# Dataset start

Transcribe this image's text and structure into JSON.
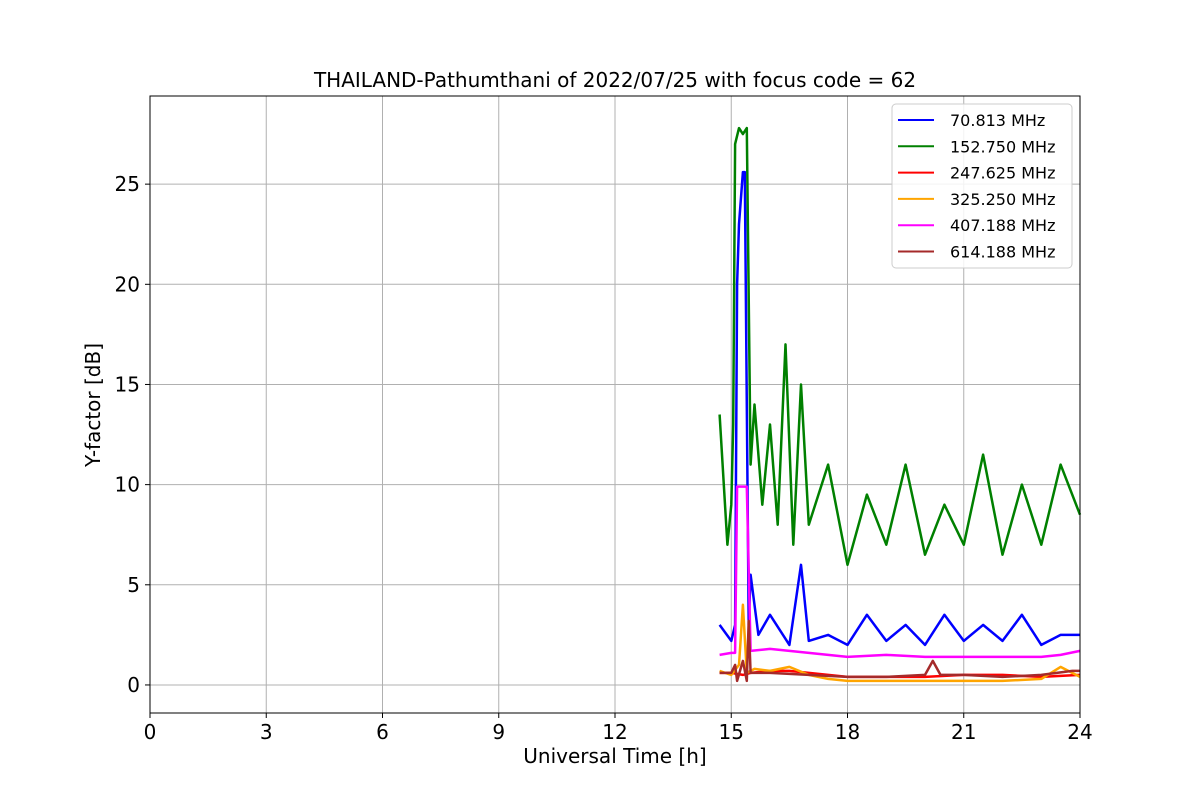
{
  "chart_data": {
    "type": "line",
    "title": "THAILAND-Pathumthani of 2022/07/25 with focus code = 62",
    "xlabel": "Universal Time [h]",
    "ylabel": "Y-factor [dB]",
    "xlim": [
      0,
      24
    ],
    "ylim": [
      -1.4,
      29.4
    ],
    "xticks": [
      0,
      3,
      6,
      9,
      12,
      15,
      18,
      21,
      24
    ],
    "yticks": [
      0,
      5,
      10,
      15,
      20,
      25
    ],
    "grid": true,
    "legend_position": "top-right",
    "series": [
      {
        "name": " 70.813 MHz",
        "color": "#0000ff",
        "x": [
          14.7,
          15.0,
          15.1,
          15.15,
          15.2,
          15.3,
          15.35,
          15.45,
          15.5,
          15.7,
          16.0,
          16.5,
          16.8,
          17.0,
          17.5,
          18.0,
          18.5,
          19.0,
          19.5,
          20.0,
          20.5,
          21.0,
          21.5,
          22.0,
          22.5,
          23.0,
          23.5,
          24.0
        ],
        "y": [
          3.0,
          2.2,
          3.0,
          20.0,
          23.0,
          25.6,
          25.6,
          3.0,
          5.5,
          2.5,
          3.5,
          2.0,
          6.0,
          2.2,
          2.5,
          2.0,
          3.5,
          2.2,
          3.0,
          2.0,
          3.5,
          2.2,
          3.0,
          2.2,
          3.5,
          2.0,
          2.5,
          2.5
        ]
      },
      {
        "name": "152.750 MHz",
        "color": "#008000",
        "x": [
          14.7,
          14.9,
          15.0,
          15.05,
          15.1,
          15.2,
          15.3,
          15.4,
          15.5,
          15.6,
          15.8,
          16.0,
          16.2,
          16.4,
          16.6,
          16.8,
          17.0,
          17.5,
          18.0,
          18.5,
          19.0,
          19.5,
          20.0,
          20.5,
          21.0,
          21.5,
          22.0,
          22.5,
          23.0,
          23.5,
          24.0
        ],
        "y": [
          13.5,
          7.0,
          9.0,
          13.0,
          27.0,
          27.8,
          27.5,
          27.8,
          11.0,
          14.0,
          9.0,
          13.0,
          8.0,
          17.0,
          7.0,
          15.0,
          8.0,
          11.0,
          6.0,
          9.5,
          7.0,
          11.0,
          6.5,
          9.0,
          7.0,
          11.5,
          6.5,
          10.0,
          7.0,
          11.0,
          8.5
        ]
      },
      {
        "name": "247.625 MHz",
        "color": "#ff0000",
        "x": [
          14.7,
          15.0,
          15.3,
          15.5,
          16.0,
          16.5,
          17.0,
          17.5,
          18.0,
          19.0,
          20.0,
          21.0,
          22.0,
          23.0,
          24.0
        ],
        "y": [
          0.6,
          0.6,
          0.5,
          0.6,
          0.7,
          0.7,
          0.6,
          0.5,
          0.4,
          0.4,
          0.4,
          0.5,
          0.5,
          0.4,
          0.5
        ]
      },
      {
        "name": "325.250 MHz",
        "color": "#ffa500",
        "x": [
          14.7,
          15.0,
          15.2,
          15.3,
          15.4,
          15.6,
          16.0,
          16.5,
          17.0,
          17.5,
          18.0,
          19.0,
          20.0,
          21.0,
          22.0,
          23.0,
          23.5,
          24.0
        ],
        "y": [
          0.7,
          0.5,
          1.0,
          4.0,
          0.6,
          0.8,
          0.7,
          0.9,
          0.5,
          0.3,
          0.2,
          0.2,
          0.2,
          0.2,
          0.2,
          0.3,
          0.9,
          0.4
        ]
      },
      {
        "name": "407.188 MHz",
        "color": "#ff00ff",
        "x": [
          14.7,
          15.0,
          15.1,
          15.15,
          15.4,
          15.5,
          16.0,
          16.5,
          17.0,
          18.0,
          19.0,
          20.0,
          21.0,
          22.0,
          23.0,
          23.5,
          24.0
        ],
        "y": [
          1.5,
          1.6,
          1.6,
          9.9,
          9.9,
          1.7,
          1.8,
          1.7,
          1.6,
          1.4,
          1.5,
          1.4,
          1.4,
          1.4,
          1.4,
          1.5,
          1.7
        ]
      },
      {
        "name": "614.188 MHz",
        "color": "#a52a2a",
        "x": [
          14.7,
          15.0,
          15.1,
          15.15,
          15.3,
          15.4,
          15.45,
          15.5,
          16.0,
          17.0,
          18.0,
          19.0,
          20.0,
          20.2,
          20.4,
          21.0,
          22.0,
          23.0,
          23.8,
          24.0
        ],
        "y": [
          0.6,
          0.6,
          1.0,
          0.2,
          1.2,
          0.2,
          3.2,
          0.6,
          0.6,
          0.5,
          0.4,
          0.4,
          0.5,
          1.2,
          0.5,
          0.5,
          0.4,
          0.5,
          0.7,
          0.7
        ]
      }
    ]
  }
}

# Dataset end

■ Aim of the exercise
Quote everything in the listing above exactly; pictures are the only thing to omit.

■ Solution to this problem
Transcribe this image's text and structure into JSON.
{
  "chart_data": {
    "type": "line",
    "title": "THAILAND-Pathumthani of 2022/07/25 with focus code = 62",
    "xlabel": "Universal Time [h]",
    "ylabel": "Y-factor [dB]",
    "xlim": [
      0,
      24
    ],
    "ylim": [
      -1.4,
      29.4
    ],
    "xticks": [
      0,
      3,
      6,
      9,
      12,
      15,
      18,
      21,
      24
    ],
    "yticks": [
      0,
      5,
      10,
      15,
      20,
      25
    ],
    "grid": true,
    "legend_position": "top-right",
    "series": [
      {
        "name": " 70.813 MHz",
        "color": "#0000ff",
        "x": [
          14.7,
          15.0,
          15.1,
          15.15,
          15.2,
          15.3,
          15.35,
          15.45,
          15.5,
          15.7,
          16.0,
          16.5,
          16.8,
          17.0,
          17.5,
          18.0,
          18.5,
          19.0,
          19.5,
          20.0,
          20.5,
          21.0,
          21.5,
          22.0,
          22.5,
          23.0,
          23.5,
          24.0
        ],
        "y": [
          3.0,
          2.2,
          3.0,
          20.0,
          23.0,
          25.6,
          25.6,
          3.0,
          5.5,
          2.5,
          3.5,
          2.0,
          6.0,
          2.2,
          2.5,
          2.0,
          3.5,
          2.2,
          3.0,
          2.0,
          3.5,
          2.2,
          3.0,
          2.2,
          3.5,
          2.0,
          2.5,
          2.5
        ]
      },
      {
        "name": "152.750 MHz",
        "color": "#008000",
        "x": [
          14.7,
          14.9,
          15.0,
          15.05,
          15.1,
          15.2,
          15.3,
          15.4,
          15.5,
          15.6,
          15.8,
          16.0,
          16.2,
          16.4,
          16.6,
          16.8,
          17.0,
          17.5,
          18.0,
          18.5,
          19.0,
          19.5,
          20.0,
          20.5,
          21.0,
          21.5,
          22.0,
          22.5,
          23.0,
          23.5,
          24.0
        ],
        "y": [
          13.5,
          7.0,
          9.0,
          13.0,
          27.0,
          27.8,
          27.5,
          27.8,
          11.0,
          14.0,
          9.0,
          13.0,
          8.0,
          17.0,
          7.0,
          15.0,
          8.0,
          11.0,
          6.0,
          9.5,
          7.0,
          11.0,
          6.5,
          9.0,
          7.0,
          11.5,
          6.5,
          10.0,
          7.0,
          11.0,
          8.5
        ]
      },
      {
        "name": "247.625 MHz",
        "color": "#ff0000",
        "x": [
          14.7,
          15.0,
          15.3,
          15.5,
          16.0,
          16.5,
          17.0,
          17.5,
          18.0,
          19.0,
          20.0,
          21.0,
          22.0,
          23.0,
          24.0
        ],
        "y": [
          0.6,
          0.6,
          0.5,
          0.6,
          0.7,
          0.7,
          0.6,
          0.5,
          0.4,
          0.4,
          0.4,
          0.5,
          0.5,
          0.4,
          0.5
        ]
      },
      {
        "name": "325.250 MHz",
        "color": "#ffa500",
        "x": [
          14.7,
          15.0,
          15.2,
          15.3,
          15.4,
          15.6,
          16.0,
          16.5,
          17.0,
          17.5,
          18.0,
          19.0,
          20.0,
          21.0,
          22.0,
          23.0,
          23.5,
          24.0
        ],
        "y": [
          0.7,
          0.5,
          1.0,
          4.0,
          0.6,
          0.8,
          0.7,
          0.9,
          0.5,
          0.3,
          0.2,
          0.2,
          0.2,
          0.2,
          0.2,
          0.3,
          0.9,
          0.4
        ]
      },
      {
        "name": "407.188 MHz",
        "color": "#ff00ff",
        "x": [
          14.7,
          15.0,
          15.1,
          15.15,
          15.4,
          15.5,
          16.0,
          16.5,
          17.0,
          18.0,
          19.0,
          20.0,
          21.0,
          22.0,
          23.0,
          23.5,
          24.0
        ],
        "y": [
          1.5,
          1.6,
          1.6,
          9.9,
          9.9,
          1.7,
          1.8,
          1.7,
          1.6,
          1.4,
          1.5,
          1.4,
          1.4,
          1.4,
          1.4,
          1.5,
          1.7
        ]
      },
      {
        "name": "614.188 MHz",
        "color": "#a52a2a",
        "x": [
          14.7,
          15.0,
          15.1,
          15.15,
          15.3,
          15.4,
          15.45,
          15.5,
          16.0,
          17.0,
          18.0,
          19.0,
          20.0,
          20.2,
          20.4,
          21.0,
          22.0,
          23.0,
          23.8,
          24.0
        ],
        "y": [
          0.6,
          0.6,
          1.0,
          0.2,
          1.2,
          0.2,
          3.2,
          0.6,
          0.6,
          0.5,
          0.4,
          0.4,
          0.5,
          1.2,
          0.5,
          0.5,
          0.4,
          0.5,
          0.7,
          0.7
        ]
      }
    ]
  }
}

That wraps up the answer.